** What the exercise asks **
Exactly reproduce all the records, keeping pictures out of the copy.

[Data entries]
= = = =

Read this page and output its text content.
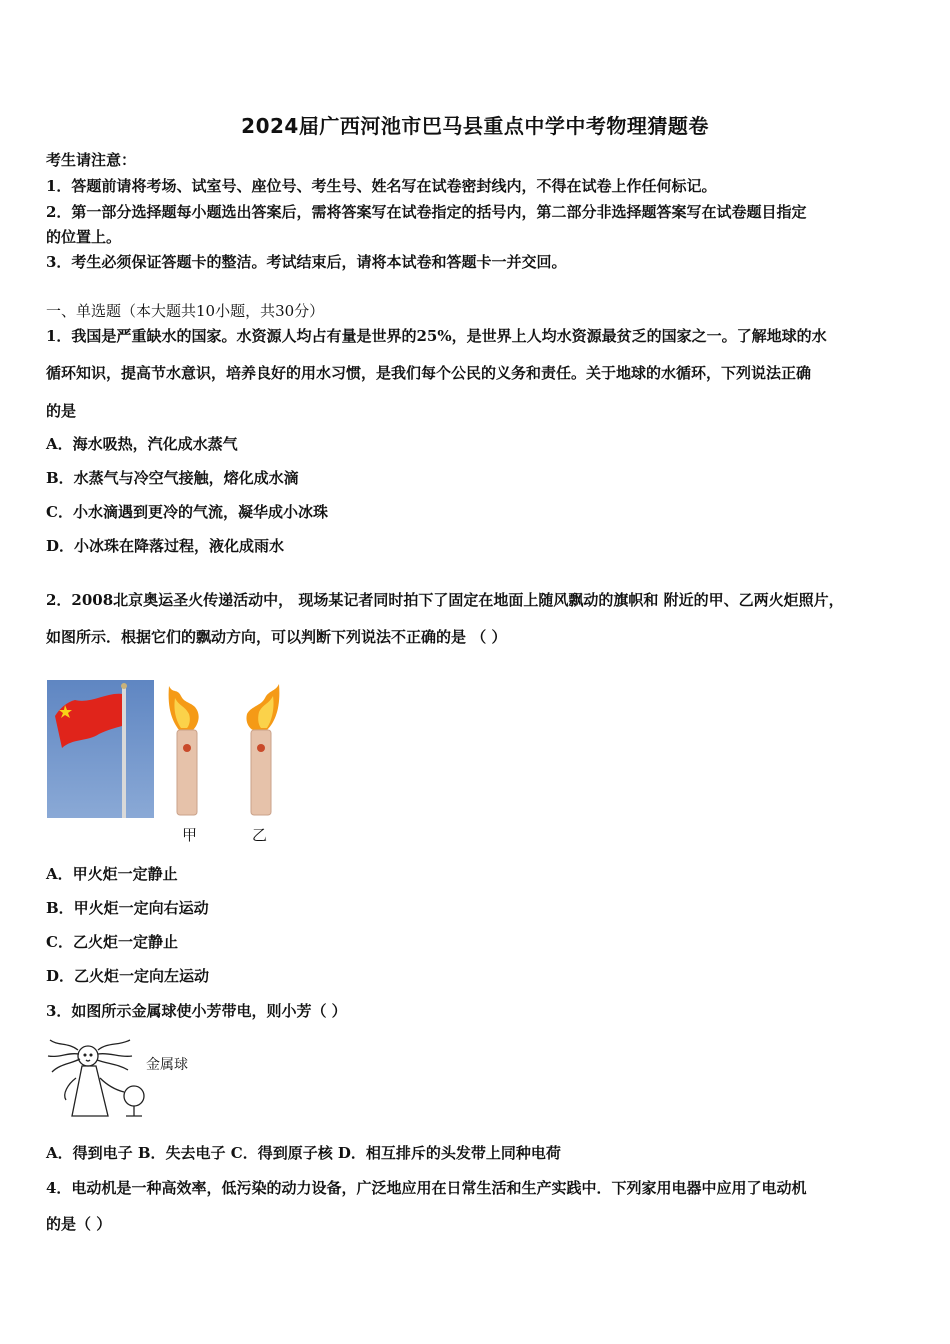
2024届广西河池市巴马县重点中学中考物理猜题卷
考生请注意：
1．答题前请将考场、试室号、座位号、考生号、姓名写在试卷密封线内，不得在试卷上作任何标记。
2．第一部分选择题每小题选出答案后，需将答案写在试卷指定的括号内，第二部分非选择题答案写在试卷题目指定
的位置上。
3．考生必须保证答题卡的整洁。考试结束后，请将本试卷和答题卡一并交回。
一、单选题（本大题共10小题，共30分）
1．我国是严重缺水的国家。水资源人均占有量是世界的25%，是世界上人均水资源最贫乏的国家之一。了解地球的水
循环知识，提高节水意识，培养良好的用水习惯，是我们每个公民的义务和责任。关于地球的水循环，下列说法正确
的是
A．海水吸热，汽化成水蒸气
B．水蒸气与冷空气接触，熔化成水滴
C．小水滴遇到更冷的气流，凝华成小冰珠
D．小冰珠在降落过程，液化成雨水
2．2008北京奥运圣火传递活动中， 现场某记者同时拍下了固定在地面上随风飘动的旗帜和 附近的甲、乙两火炬照片，
如图所示．根据它们的飘动方向，可以判断下列说法不正确的是 （ ）
甲	乙
A．甲火炬一定静止
B．甲火炬一定向右运动
C．乙火炬一定静止
D．乙火炬一定向左运动
3．如图所示金属球使小芳带电，则小芳（ ）
金属球
A．得到电子 B．失去电子 C．得到原子核 D．相互排斥的头发带上同种电荷
4．电动机是一种高效率，低污染的动力设备，广泛地应用在日常生活和生产实践中．下列家用电器中应用了电动机
的是（ ）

= = = =

** Response to this task **
Read this page and output its text content.
2024届广西河池市巴马县重点中学中考物理猜题卷
考生请注意：
1．答题前请将考场、试室号、座位号、考生号、姓名写在试卷密封线内，不得在试卷上作任何标记。
2．第一部分选择题每小题选出答案后，需将答案写在试卷指定的括号内，第二部分非选择题答案写在试卷题目指定
的位置上。
3．考生必须保证答题卡的整洁。考试结束后，请将本试卷和答题卡一并交回。
一、单选题（本大题共10小题，共30分）
1．我国是严重缺水的国家。水资源人均占有量是世界的25%，是世界上人均水资源最贫乏的国家之一。了解地球的水
循环知识，提高节水意识，培养良好的用水习惯，是我们每个公民的义务和责任。关于地球的水循环，下列说法正确
的是
A．海水吸热，汽化成水蒸气
B．水蒸气与冷空气接触，熔化成水滴
C．小水滴遇到更冷的气流，凝华成小冰珠
D．小冰珠在降落过程，液化成雨水
2．2008北京奥运圣火传递活动中， 现场某记者同时拍下了固定在地面上随风飘动的旗帜和 附近的甲、乙两火炬照片，
如图所示．根据它们的飘动方向，可以判断下列说法不正确的是 （ ）
甲	乙
A．甲火炬一定静止
B．甲火炬一定向右运动
C．乙火炬一定静止
D．乙火炬一定向左运动
3．如图所示金属球使小芳带电，则小芳（ ）
金属球
A．得到电子 B．失去电子 C．得到原子核 D．相互排斥的头发带上同种电荷
4．电动机是一种高效率，低污染的动力设备，广泛地应用在日常生活和生产实践中．下列家用电器中应用了电动机
的是（ ）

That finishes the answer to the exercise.